• **Problem description**:
In the entries below, find the line containing "Extract all readable text from this page.". Copy it and all lines after it, exactly, through the end.

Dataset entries

══════════════════════════════

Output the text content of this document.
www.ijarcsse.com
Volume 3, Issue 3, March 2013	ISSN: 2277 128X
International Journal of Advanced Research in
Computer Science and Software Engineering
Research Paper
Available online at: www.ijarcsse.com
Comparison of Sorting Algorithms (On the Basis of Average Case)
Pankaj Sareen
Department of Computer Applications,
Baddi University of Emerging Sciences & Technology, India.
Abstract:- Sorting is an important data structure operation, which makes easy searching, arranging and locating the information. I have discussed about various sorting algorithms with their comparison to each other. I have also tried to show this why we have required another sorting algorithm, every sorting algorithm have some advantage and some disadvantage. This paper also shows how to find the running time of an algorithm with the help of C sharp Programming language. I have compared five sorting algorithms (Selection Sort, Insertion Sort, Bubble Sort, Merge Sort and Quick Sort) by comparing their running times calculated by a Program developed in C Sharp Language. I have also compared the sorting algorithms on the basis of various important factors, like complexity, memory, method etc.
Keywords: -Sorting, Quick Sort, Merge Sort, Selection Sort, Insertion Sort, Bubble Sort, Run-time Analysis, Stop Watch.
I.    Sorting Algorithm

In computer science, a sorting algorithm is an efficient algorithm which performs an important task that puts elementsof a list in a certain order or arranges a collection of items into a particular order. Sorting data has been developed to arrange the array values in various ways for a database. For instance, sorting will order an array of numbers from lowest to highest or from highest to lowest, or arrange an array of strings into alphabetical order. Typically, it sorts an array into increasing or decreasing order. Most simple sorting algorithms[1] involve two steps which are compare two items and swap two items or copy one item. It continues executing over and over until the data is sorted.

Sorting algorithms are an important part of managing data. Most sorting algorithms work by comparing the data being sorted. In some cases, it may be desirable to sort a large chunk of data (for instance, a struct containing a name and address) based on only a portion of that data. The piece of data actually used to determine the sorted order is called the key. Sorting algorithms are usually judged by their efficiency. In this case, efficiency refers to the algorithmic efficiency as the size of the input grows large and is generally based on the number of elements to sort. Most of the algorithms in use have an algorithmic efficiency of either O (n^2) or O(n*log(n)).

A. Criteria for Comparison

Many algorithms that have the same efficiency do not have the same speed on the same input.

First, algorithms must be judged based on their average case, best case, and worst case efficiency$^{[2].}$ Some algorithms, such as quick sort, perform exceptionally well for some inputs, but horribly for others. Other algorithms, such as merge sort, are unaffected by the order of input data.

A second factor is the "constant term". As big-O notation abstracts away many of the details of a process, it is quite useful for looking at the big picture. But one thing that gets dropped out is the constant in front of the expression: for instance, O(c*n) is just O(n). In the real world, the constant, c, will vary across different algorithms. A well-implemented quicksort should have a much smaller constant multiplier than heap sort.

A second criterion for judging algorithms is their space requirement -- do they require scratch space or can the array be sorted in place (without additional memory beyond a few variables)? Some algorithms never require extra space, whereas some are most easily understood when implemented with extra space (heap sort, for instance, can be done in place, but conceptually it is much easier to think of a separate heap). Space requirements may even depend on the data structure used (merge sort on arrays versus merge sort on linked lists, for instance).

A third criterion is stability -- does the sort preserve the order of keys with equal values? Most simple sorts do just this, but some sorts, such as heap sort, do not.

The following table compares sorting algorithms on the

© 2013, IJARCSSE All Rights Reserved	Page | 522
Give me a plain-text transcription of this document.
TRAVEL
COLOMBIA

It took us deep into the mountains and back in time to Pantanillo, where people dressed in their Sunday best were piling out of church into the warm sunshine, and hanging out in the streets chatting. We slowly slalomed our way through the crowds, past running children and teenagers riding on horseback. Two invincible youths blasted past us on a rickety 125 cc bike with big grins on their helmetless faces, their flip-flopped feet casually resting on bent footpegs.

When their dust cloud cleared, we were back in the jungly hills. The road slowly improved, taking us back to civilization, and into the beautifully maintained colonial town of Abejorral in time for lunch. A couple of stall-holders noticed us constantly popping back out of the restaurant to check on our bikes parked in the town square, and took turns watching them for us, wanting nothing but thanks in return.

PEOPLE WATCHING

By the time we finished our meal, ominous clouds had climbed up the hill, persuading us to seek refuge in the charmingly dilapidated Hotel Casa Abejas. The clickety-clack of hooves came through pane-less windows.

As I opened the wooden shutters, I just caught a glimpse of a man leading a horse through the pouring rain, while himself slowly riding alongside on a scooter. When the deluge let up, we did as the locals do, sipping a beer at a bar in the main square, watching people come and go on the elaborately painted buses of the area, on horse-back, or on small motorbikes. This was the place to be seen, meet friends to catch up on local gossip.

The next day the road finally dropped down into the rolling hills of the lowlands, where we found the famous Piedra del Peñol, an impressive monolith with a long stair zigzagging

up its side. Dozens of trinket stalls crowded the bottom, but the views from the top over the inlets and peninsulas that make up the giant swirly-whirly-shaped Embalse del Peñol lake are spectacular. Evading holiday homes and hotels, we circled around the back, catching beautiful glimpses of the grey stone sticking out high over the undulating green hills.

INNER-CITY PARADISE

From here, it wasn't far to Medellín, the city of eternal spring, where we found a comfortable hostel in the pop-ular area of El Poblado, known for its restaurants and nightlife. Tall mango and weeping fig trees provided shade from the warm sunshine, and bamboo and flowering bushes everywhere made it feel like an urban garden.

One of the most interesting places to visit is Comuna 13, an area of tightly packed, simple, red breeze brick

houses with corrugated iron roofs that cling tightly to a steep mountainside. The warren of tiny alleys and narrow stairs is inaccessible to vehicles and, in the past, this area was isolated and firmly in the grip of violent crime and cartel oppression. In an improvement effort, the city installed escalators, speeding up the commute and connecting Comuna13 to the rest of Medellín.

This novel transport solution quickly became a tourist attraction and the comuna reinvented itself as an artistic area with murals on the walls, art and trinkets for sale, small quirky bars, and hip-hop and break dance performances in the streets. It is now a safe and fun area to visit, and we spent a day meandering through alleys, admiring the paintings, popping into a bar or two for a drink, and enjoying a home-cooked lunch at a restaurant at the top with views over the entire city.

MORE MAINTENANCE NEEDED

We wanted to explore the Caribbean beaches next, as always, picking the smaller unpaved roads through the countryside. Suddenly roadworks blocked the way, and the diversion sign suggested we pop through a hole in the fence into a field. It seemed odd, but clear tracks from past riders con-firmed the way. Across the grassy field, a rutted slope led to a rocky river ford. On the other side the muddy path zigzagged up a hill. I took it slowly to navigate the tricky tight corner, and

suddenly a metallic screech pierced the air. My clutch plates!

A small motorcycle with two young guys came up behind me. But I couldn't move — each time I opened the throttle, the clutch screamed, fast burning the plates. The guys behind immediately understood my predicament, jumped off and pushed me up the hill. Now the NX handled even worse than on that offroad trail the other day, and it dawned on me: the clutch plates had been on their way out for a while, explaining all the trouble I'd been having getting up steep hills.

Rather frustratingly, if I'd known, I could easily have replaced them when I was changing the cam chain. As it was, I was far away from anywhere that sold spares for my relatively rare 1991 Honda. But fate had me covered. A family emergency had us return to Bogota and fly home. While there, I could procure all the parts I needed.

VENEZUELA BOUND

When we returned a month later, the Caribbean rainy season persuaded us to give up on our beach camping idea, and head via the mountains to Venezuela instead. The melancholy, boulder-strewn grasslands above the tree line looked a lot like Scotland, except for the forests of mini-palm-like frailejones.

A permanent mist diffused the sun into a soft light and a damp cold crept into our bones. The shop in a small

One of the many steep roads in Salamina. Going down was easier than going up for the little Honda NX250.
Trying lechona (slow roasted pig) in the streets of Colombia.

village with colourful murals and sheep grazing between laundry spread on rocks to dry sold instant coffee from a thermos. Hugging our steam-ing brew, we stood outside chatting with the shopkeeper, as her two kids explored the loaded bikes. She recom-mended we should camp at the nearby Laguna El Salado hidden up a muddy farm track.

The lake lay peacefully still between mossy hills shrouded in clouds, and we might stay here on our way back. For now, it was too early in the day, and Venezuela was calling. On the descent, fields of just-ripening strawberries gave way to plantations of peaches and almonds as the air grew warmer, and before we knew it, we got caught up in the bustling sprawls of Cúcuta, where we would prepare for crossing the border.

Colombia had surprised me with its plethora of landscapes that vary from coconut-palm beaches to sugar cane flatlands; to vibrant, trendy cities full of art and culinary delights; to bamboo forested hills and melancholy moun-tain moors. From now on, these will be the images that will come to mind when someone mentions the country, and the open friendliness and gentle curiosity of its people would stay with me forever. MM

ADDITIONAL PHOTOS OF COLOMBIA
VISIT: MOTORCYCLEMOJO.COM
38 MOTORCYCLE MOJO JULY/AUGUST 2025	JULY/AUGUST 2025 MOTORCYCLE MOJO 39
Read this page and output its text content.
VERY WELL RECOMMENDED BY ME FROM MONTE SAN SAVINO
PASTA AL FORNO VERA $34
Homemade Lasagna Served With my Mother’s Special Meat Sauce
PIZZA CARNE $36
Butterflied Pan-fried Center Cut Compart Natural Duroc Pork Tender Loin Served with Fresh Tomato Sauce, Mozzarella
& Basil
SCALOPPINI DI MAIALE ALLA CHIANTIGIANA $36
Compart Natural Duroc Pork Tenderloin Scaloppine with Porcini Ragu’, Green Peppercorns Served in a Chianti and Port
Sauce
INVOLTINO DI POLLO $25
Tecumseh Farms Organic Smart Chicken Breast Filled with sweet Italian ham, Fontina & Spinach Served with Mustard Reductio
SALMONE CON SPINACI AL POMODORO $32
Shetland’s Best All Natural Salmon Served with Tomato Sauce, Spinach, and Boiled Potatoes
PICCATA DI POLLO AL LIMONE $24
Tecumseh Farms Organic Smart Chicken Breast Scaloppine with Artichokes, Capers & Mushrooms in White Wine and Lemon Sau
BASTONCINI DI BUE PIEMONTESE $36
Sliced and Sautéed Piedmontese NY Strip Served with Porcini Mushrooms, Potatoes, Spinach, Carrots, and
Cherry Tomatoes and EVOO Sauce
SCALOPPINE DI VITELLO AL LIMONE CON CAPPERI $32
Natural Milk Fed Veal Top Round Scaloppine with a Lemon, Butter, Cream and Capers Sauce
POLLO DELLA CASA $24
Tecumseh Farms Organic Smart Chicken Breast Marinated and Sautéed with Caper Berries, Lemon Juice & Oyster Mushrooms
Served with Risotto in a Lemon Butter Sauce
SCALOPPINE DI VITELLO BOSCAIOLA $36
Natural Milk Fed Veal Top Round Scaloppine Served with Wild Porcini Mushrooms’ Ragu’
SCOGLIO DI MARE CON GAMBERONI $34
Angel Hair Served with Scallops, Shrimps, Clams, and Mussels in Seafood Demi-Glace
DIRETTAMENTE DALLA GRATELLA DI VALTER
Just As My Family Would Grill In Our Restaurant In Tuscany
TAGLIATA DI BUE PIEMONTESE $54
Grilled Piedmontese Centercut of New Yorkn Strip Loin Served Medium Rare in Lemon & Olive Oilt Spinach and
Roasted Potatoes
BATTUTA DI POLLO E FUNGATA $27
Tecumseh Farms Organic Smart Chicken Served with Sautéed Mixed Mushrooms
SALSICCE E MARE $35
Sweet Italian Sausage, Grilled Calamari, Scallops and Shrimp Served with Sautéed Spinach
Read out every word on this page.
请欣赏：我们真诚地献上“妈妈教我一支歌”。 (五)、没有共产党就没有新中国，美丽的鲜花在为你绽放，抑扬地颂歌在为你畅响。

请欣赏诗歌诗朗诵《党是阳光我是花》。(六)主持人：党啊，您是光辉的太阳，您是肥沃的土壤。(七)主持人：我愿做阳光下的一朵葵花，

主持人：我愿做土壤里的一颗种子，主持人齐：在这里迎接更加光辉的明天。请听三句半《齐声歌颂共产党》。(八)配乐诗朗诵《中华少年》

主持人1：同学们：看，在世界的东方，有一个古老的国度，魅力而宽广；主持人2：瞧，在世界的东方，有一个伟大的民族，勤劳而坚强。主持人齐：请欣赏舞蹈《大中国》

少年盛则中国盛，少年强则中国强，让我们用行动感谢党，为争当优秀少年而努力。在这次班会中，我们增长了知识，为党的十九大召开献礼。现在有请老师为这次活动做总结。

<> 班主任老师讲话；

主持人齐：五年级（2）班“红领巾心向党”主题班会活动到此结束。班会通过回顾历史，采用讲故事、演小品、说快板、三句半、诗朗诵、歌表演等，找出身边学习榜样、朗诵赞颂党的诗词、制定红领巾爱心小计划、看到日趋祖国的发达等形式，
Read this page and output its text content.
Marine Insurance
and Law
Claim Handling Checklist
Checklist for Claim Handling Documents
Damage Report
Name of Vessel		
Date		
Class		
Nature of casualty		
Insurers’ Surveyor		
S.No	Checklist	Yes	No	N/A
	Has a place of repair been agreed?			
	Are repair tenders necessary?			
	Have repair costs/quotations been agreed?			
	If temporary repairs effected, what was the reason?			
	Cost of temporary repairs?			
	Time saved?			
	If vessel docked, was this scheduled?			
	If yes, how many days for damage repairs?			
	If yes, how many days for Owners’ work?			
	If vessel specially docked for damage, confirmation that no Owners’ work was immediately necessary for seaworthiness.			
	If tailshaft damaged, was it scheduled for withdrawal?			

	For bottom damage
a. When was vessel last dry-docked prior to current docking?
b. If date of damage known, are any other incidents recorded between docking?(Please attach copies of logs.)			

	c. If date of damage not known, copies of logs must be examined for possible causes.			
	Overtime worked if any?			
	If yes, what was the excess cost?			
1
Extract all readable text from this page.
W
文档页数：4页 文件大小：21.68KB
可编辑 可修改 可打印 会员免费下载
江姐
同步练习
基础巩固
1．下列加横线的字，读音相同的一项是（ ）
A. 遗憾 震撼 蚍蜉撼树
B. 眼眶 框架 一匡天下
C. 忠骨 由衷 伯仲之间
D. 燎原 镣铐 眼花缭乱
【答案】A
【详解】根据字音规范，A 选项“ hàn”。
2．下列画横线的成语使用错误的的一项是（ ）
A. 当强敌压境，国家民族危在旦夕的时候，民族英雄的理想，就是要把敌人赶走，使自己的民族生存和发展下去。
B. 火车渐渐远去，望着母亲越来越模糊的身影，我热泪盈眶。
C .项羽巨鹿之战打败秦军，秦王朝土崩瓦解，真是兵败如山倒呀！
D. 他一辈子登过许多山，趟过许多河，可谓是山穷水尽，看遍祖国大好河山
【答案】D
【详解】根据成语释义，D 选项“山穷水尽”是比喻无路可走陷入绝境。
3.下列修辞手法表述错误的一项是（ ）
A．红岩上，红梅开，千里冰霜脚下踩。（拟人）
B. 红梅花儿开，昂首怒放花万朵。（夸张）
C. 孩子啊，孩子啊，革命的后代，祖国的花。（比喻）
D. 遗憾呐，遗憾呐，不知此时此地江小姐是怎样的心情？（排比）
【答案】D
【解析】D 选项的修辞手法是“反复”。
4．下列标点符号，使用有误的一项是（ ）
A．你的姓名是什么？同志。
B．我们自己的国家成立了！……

══════════════════════════════

• **Solution to this exercise**:
Extract all readable text from this page.
W
文档页数：4页 文件大小：21.68KB
可编辑 可修改 可打印 会员免费下载
江姐
同步练习
基础巩固
1．下列加横线的字，读音相同的一项是（ ）
A. 遗憾 震撼 蚍蜉撼树
B. 眼眶 框架 一匡天下
C. 忠骨 由衷 伯仲之间
D. 燎原 镣铐 眼花缭乱
【答案】A
【详解】根据字音规范，A 选项“ hàn”。
2．下列画横线的成语使用错误的的一项是（ ）
A. 当强敌压境，国家民族危在旦夕的时候，民族英雄的理想，就是要把敌人赶走，使自己的民族生存和发展下去。
B. 火车渐渐远去，望着母亲越来越模糊的身影，我热泪盈眶。
C .项羽巨鹿之战打败秦军，秦王朝土崩瓦解，真是兵败如山倒呀！
D. 他一辈子登过许多山，趟过许多河，可谓是山穷水尽，看遍祖国大好河山
【答案】D
【详解】根据成语释义，D 选项“山穷水尽”是比喻无路可走陷入绝境。
3.下列修辞手法表述错误的一项是（ ）
A．红岩上，红梅开，千里冰霜脚下踩。（拟人）
B. 红梅花儿开，昂首怒放花万朵。（夸张）
C. 孩子啊，孩子啊，革命的后代，祖国的花。（比喻）
D. 遗憾呐，遗憾呐，不知此时此地江小姐是怎样的心情？（排比）
【答案】D
【解析】D 选项的修辞手法是“反复”。
4．下列标点符号，使用有误的一项是（ ）
A．你的姓名是什么？同志。
B．我们自己的国家成立了！……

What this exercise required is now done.